- [Requirements]
Each entry below should be returned exactly as is, with the pictures removed.

- [Working data]
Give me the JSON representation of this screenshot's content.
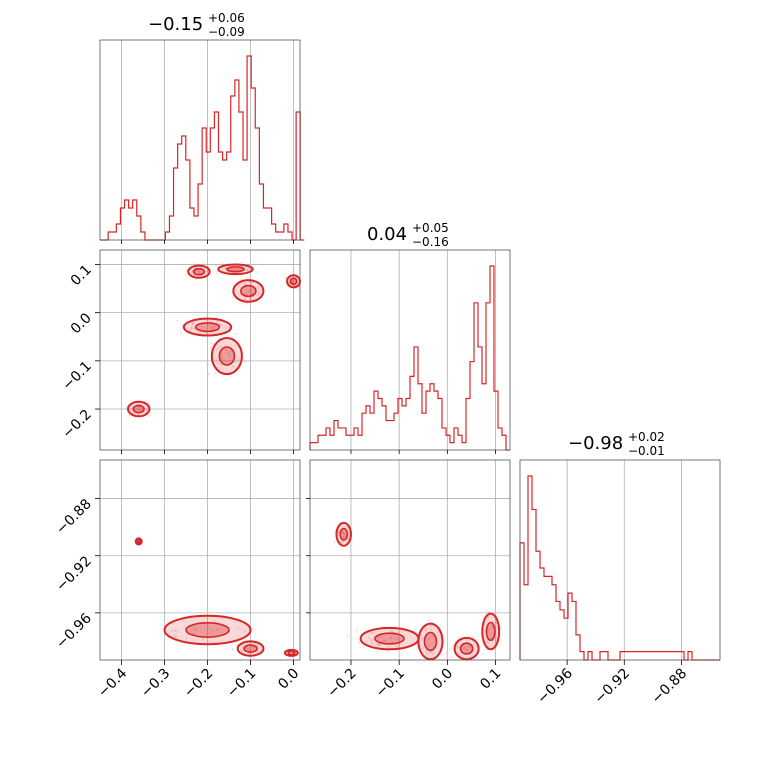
{
  "chart_data": {
    "type": "corner",
    "color": "#d62728",
    "parameters": [
      {
        "index": 0,
        "range": [
          -0.45,
          0.015
        ],
        "ticks": [
          -0.4,
          -0.3,
          -0.2,
          -0.1,
          0.0
        ],
        "tick_labels": [
          "−0.4",
          "−0.3",
          "−0.2",
          "−0.1",
          "0.0"
        ],
        "title": {
          "median": "−0.15",
          "plus": "+0.06",
          "minus": "−0.09"
        }
      },
      {
        "index": 1,
        "range": [
          -0.285,
          0.13
        ],
        "ticks": [
          -0.2,
          -0.1,
          0.0,
          0.1
        ],
        "tick_labels": [
          "−0.2",
          "−0.1",
          "0.0",
          "0.1"
        ],
        "title": {
          "median": "0.04",
          "plus": "+0.05",
          "minus": "−0.16"
        }
      },
      {
        "index": 2,
        "range": [
          -0.993,
          -0.853
        ],
        "ticks": [
          -0.96,
          -0.92,
          -0.88
        ],
        "tick_labels": [
          "−0.96",
          "−0.92",
          "−0.88"
        ],
        "title": {
          "median": "−0.98",
          "plus": "+0.02",
          "minus": "−0.01"
        }
      }
    ],
    "histograms": [
      {
        "param": 0,
        "bin_edges_start": -0.45,
        "bin_width": 0.0095,
        "counts": [
          0,
          0,
          1,
          1,
          2,
          4,
          5,
          4,
          5,
          3,
          1,
          0,
          0,
          0,
          0,
          0,
          1,
          3,
          9,
          12,
          13,
          10,
          4,
          3,
          7,
          14,
          11,
          14,
          16,
          11,
          10,
          11,
          18,
          20,
          16,
          10,
          23,
          19,
          14,
          7,
          4,
          4,
          2,
          1,
          1,
          2,
          1,
          0,
          16,
          0
        ]
      }
    ],
    "histograms_2": [
      {
        "param": 1,
        "bin_edges_start": -0.285,
        "bin_width": 0.0083,
        "counts": [
          1,
          1,
          2,
          2,
          3,
          2,
          4,
          3,
          3,
          2,
          2,
          3,
          2,
          5,
          6,
          5,
          8,
          7,
          6,
          4,
          4,
          5,
          7,
          6,
          7,
          10,
          14,
          9,
          5,
          8,
          9,
          8,
          7,
          3,
          2,
          1,
          3,
          2,
          1,
          7,
          12,
          20,
          14,
          9,
          20,
          25,
          8,
          3,
          2,
          0
        ]
      }
    ],
    "histograms_3": [
      {
        "param": 2,
        "bin_edges_start": -0.993,
        "bin_width": 0.0028,
        "counts": [
          14,
          9,
          22,
          18,
          13,
          11,
          10,
          10,
          9,
          7,
          6,
          5,
          8,
          7,
          3,
          1,
          0,
          1,
          0,
          0,
          1,
          1,
          0,
          0,
          0,
          1,
          1,
          1,
          1,
          1,
          1,
          1,
          1,
          1,
          1,
          1,
          1,
          1,
          1,
          1,
          1,
          0,
          1,
          0,
          0,
          0,
          0,
          0,
          0,
          0
        ]
      }
    ],
    "scatter_panels": [
      {
        "x_param": 0,
        "y_param": 1
      },
      {
        "x_param": 0,
        "y_param": 2
      },
      {
        "x_param": 1,
        "y_param": 2
      }
    ],
    "modes_01": [
      {
        "x": -0.22,
        "y": 0.085,
        "dx": 0.05,
        "dy": 0.025
      },
      {
        "x": -0.135,
        "y": 0.09,
        "dx": 0.08,
        "dy": 0.02
      },
      {
        "x": -0.105,
        "y": 0.045,
        "dx": 0.07,
        "dy": 0.045
      },
      {
        "x": -0.2,
        "y": -0.03,
        "dx": 0.11,
        "dy": 0.035
      },
      {
        "x": -0.155,
        "y": -0.09,
        "dx": 0.07,
        "dy": 0.075
      },
      {
        "x": 0.0,
        "y": 0.065,
        "dx": 0.03,
        "dy": 0.025
      },
      {
        "x": -0.36,
        "y": -0.2,
        "dx": 0.05,
        "dy": 0.03
      }
    ],
    "modes_02": [
      {
        "x": -0.2,
        "y": -0.972,
        "dx": 0.2,
        "dy": 0.02
      },
      {
        "x": -0.1,
        "y": -0.985,
        "dx": 0.06,
        "dy": 0.01
      },
      {
        "x": -0.005,
        "y": -0.988,
        "dx": 0.03,
        "dy": 0.004
      },
      {
        "x": -0.36,
        "y": -0.91,
        "dx": 0.01,
        "dy": 0.004
      }
    ],
    "modes_12": [
      {
        "x": -0.12,
        "y": -0.978,
        "dx": 0.12,
        "dy": 0.015
      },
      {
        "x": -0.035,
        "y": -0.98,
        "dx": 0.05,
        "dy": 0.025
      },
      {
        "x": 0.04,
        "y": -0.985,
        "dx": 0.05,
        "dy": 0.015
      },
      {
        "x": 0.09,
        "y": -0.973,
        "dx": 0.035,
        "dy": 0.025
      },
      {
        "x": -0.215,
        "y": -0.905,
        "dx": 0.03,
        "dy": 0.016
      }
    ]
  }
}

- [The reply]
Give me the JSON representation of this screenshot's content.
{
  "chart_data": {
    "type": "corner",
    "color": "#d62728",
    "parameters": [
      {
        "index": 0,
        "range": [
          -0.45,
          0.015
        ],
        "ticks": [
          -0.4,
          -0.3,
          -0.2,
          -0.1,
          0.0
        ],
        "tick_labels": [
          "−0.4",
          "−0.3",
          "−0.2",
          "−0.1",
          "0.0"
        ],
        "title": {
          "median": "−0.15",
          "plus": "+0.06",
          "minus": "−0.09"
        }
      },
      {
        "index": 1,
        "range": [
          -0.285,
          0.13
        ],
        "ticks": [
          -0.2,
          -0.1,
          0.0,
          0.1
        ],
        "tick_labels": [
          "−0.2",
          "−0.1",
          "0.0",
          "0.1"
        ],
        "title": {
          "median": "0.04",
          "plus": "+0.05",
          "minus": "−0.16"
        }
      },
      {
        "index": 2,
        "range": [
          -0.993,
          -0.853
        ],
        "ticks": [
          -0.96,
          -0.92,
          -0.88
        ],
        "tick_labels": [
          "−0.96",
          "−0.92",
          "−0.88"
        ],
        "title": {
          "median": "−0.98",
          "plus": "+0.02",
          "minus": "−0.01"
        }
      }
    ],
    "histograms": [
      {
        "param": 0,
        "bin_edges_start": -0.45,
        "bin_width": 0.0095,
        "counts": [
          0,
          0,
          1,
          1,
          2,
          4,
          5,
          4,
          5,
          3,
          1,
          0,
          0,
          0,
          0,
          0,
          1,
          3,
          9,
          12,
          13,
          10,
          4,
          3,
          7,
          14,
          11,
          14,
          16,
          11,
          10,
          11,
          18,
          20,
          16,
          10,
          23,
          19,
          14,
          7,
          4,
          4,
          2,
          1,
          1,
          2,
          1,
          0,
          16,
          0
        ]
      }
    ],
    "histograms_2": [
      {
        "param": 1,
        "bin_edges_start": -0.285,
        "bin_width": 0.0083,
        "counts": [
          1,
          1,
          2,
          2,
          3,
          2,
          4,
          3,
          3,
          2,
          2,
          3,
          2,
          5,
          6,
          5,
          8,
          7,
          6,
          4,
          4,
          5,
          7,
          6,
          7,
          10,
          14,
          9,
          5,
          8,
          9,
          8,
          7,
          3,
          2,
          1,
          3,
          2,
          1,
          7,
          12,
          20,
          14,
          9,
          20,
          25,
          8,
          3,
          2,
          0
        ]
      }
    ],
    "histograms_3": [
      {
        "param": 2,
        "bin_edges_start": -0.993,
        "bin_width": 0.0028,
        "counts": [
          14,
          9,
          22,
          18,
          13,
          11,
          10,
          10,
          9,
          7,
          6,
          5,
          8,
          7,
          3,
          1,
          0,
          1,
          0,
          0,
          1,
          1,
          0,
          0,
          0,
          1,
          1,
          1,
          1,
          1,
          1,
          1,
          1,
          1,
          1,
          1,
          1,
          1,
          1,
          1,
          1,
          0,
          1,
          0,
          0,
          0,
          0,
          0,
          0,
          0
        ]
      }
    ],
    "scatter_panels": [
      {
        "x_param": 0,
        "y_param": 1
      },
      {
        "x_param": 0,
        "y_param": 2
      },
      {
        "x_param": 1,
        "y_param": 2
      }
    ],
    "modes_01": [
      {
        "x": -0.22,
        "y": 0.085,
        "dx": 0.05,
        "dy": 0.025
      },
      {
        "x": -0.135,
        "y": 0.09,
        "dx": 0.08,
        "dy": 0.02
      },
      {
        "x": -0.105,
        "y": 0.045,
        "dx": 0.07,
        "dy": 0.045
      },
      {
        "x": -0.2,
        "y": -0.03,
        "dx": 0.11,
        "dy": 0.035
      },
      {
        "x": -0.155,
        "y": -0.09,
        "dx": 0.07,
        "dy": 0.075
      },
      {
        "x": 0.0,
        "y": 0.065,
        "dx": 0.03,
        "dy": 0.025
      },
      {
        "x": -0.36,
        "y": -0.2,
        "dx": 0.05,
        "dy": 0.03
      }
    ],
    "modes_02": [
      {
        "x": -0.2,
        "y": -0.972,
        "dx": 0.2,
        "dy": 0.02
      },
      {
        "x": -0.1,
        "y": -0.985,
        "dx": 0.06,
        "dy": 0.01
      },
      {
        "x": -0.005,
        "y": -0.988,
        "dx": 0.03,
        "dy": 0.004
      },
      {
        "x": -0.36,
        "y": -0.91,
        "dx": 0.01,
        "dy": 0.004
      }
    ],
    "modes_12": [
      {
        "x": -0.12,
        "y": -0.978,
        "dx": 0.12,
        "dy": 0.015
      },
      {
        "x": -0.035,
        "y": -0.98,
        "dx": 0.05,
        "dy": 0.025
      },
      {
        "x": 0.04,
        "y": -0.985,
        "dx": 0.05,
        "dy": 0.015
      },
      {
        "x": 0.09,
        "y": -0.973,
        "dx": 0.035,
        "dy": 0.025
      },
      {
        "x": -0.215,
        "y": -0.905,
        "dx": 0.03,
        "dy": 0.016
      }
    ]
  }
}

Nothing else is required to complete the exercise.